INSTRUCTION. Locate the word "user" in the entries below, then gather every line that holds it.

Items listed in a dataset

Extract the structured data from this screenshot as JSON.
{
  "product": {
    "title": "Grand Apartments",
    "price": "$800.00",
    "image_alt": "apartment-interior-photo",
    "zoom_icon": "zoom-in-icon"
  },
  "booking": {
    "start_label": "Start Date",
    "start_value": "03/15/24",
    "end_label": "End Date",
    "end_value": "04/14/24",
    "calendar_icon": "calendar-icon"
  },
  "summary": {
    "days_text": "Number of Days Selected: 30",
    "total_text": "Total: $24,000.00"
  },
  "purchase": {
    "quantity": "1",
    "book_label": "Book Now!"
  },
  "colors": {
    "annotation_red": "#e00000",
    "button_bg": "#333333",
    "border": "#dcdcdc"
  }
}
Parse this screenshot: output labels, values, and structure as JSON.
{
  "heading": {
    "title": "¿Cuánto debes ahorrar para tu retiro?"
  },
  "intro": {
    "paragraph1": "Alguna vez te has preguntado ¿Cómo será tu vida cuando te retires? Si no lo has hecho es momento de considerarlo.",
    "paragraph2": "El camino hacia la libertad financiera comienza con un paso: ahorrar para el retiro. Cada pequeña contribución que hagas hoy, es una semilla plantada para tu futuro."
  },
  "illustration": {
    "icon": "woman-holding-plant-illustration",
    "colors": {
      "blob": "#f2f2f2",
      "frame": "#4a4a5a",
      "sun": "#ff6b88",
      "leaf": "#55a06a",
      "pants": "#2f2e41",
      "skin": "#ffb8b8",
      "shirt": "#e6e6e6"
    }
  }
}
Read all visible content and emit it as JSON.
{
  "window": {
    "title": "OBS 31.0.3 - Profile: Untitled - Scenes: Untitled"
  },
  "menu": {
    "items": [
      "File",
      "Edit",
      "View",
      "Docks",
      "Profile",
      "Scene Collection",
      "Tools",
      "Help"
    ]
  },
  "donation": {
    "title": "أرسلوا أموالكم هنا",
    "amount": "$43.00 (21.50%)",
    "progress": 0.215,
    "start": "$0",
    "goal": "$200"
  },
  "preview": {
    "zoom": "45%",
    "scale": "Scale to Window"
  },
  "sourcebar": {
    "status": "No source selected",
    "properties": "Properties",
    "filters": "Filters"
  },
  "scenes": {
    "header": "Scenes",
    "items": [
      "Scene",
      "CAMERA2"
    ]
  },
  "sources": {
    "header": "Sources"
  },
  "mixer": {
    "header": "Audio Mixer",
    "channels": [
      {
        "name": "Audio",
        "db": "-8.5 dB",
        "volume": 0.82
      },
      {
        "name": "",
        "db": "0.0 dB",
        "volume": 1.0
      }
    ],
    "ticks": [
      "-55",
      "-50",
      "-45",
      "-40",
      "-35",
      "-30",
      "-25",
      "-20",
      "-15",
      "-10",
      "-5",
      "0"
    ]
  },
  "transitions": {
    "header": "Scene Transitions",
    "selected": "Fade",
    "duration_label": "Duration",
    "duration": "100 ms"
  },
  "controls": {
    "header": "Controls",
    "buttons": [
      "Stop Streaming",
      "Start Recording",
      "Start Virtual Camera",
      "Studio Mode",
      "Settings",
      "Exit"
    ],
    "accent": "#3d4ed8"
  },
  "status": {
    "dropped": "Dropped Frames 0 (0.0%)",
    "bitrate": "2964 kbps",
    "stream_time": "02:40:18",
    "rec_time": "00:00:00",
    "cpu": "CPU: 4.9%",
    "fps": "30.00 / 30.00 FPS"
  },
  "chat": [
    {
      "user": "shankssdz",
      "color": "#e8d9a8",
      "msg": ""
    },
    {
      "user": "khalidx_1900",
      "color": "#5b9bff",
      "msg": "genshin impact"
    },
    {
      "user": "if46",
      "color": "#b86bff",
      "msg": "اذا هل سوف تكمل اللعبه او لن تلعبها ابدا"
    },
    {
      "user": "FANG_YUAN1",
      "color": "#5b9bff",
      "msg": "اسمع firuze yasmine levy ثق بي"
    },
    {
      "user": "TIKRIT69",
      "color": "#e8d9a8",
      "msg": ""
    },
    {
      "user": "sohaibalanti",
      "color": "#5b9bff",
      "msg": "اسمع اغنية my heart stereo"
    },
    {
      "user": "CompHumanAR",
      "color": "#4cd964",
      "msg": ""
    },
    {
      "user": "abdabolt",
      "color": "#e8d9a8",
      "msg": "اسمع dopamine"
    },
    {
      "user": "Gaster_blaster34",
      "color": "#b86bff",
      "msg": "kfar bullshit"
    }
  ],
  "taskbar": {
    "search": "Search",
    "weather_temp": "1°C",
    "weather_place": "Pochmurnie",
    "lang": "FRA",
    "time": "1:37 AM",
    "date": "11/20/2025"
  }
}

ANSWER BELOW.
      "user": "shankssdz",
      "user": "khalidx_1900",
      "user": "if46",
      "user": "FANG_YUAN1",
      "user": "TIKRIT69",
      "user": "sohaibalanti",
      "user": "CompHumanAR",
      "user": "abdabolt",
      "user": "Gaster_blaster34",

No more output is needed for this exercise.